**Aim:** Repeat all of the material below exactly as written, images excluded.

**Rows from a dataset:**
____________

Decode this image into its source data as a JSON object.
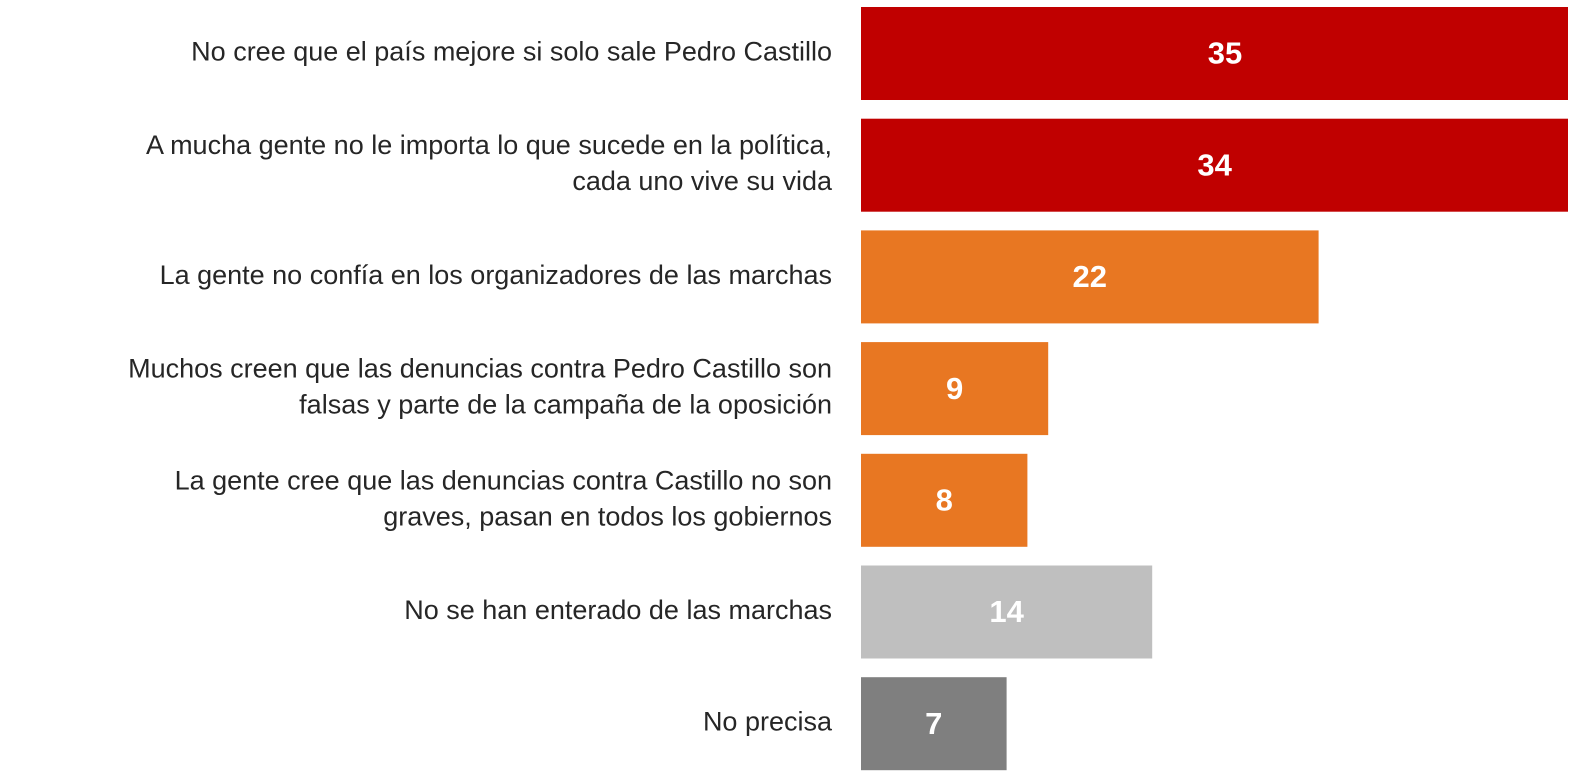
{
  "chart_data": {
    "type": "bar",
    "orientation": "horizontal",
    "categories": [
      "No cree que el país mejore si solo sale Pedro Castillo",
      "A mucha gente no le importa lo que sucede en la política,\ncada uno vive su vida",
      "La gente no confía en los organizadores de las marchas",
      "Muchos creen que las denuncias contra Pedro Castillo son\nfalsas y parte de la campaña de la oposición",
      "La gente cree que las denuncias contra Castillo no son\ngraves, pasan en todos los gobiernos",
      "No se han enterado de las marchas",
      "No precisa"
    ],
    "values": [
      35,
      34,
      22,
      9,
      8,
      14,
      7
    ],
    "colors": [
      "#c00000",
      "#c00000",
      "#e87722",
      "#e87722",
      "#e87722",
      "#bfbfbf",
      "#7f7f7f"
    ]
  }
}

____________

**Exercise response:**
Decode this image into its source data as a JSON object.
{
  "chart_data": {
    "type": "bar",
    "orientation": "horizontal",
    "categories": [
      "No cree que el país mejore si solo sale Pedro Castillo",
      "A mucha gente no le importa lo que sucede en la política,\ncada uno vive su vida",
      "La gente no confía en los organizadores de las marchas",
      "Muchos creen que las denuncias contra Pedro Castillo son\nfalsas y parte de la campaña de la oposición",
      "La gente cree que las denuncias contra Castillo no son\ngraves, pasan en todos los gobiernos",
      "No se han enterado de las marchas",
      "No precisa"
    ],
    "values": [
      35,
      34,
      22,
      9,
      8,
      14,
      7
    ],
    "colors": [
      "#c00000",
      "#c00000",
      "#e87722",
      "#e87722",
      "#e87722",
      "#bfbfbf",
      "#7f7f7f"
    ]
  }
}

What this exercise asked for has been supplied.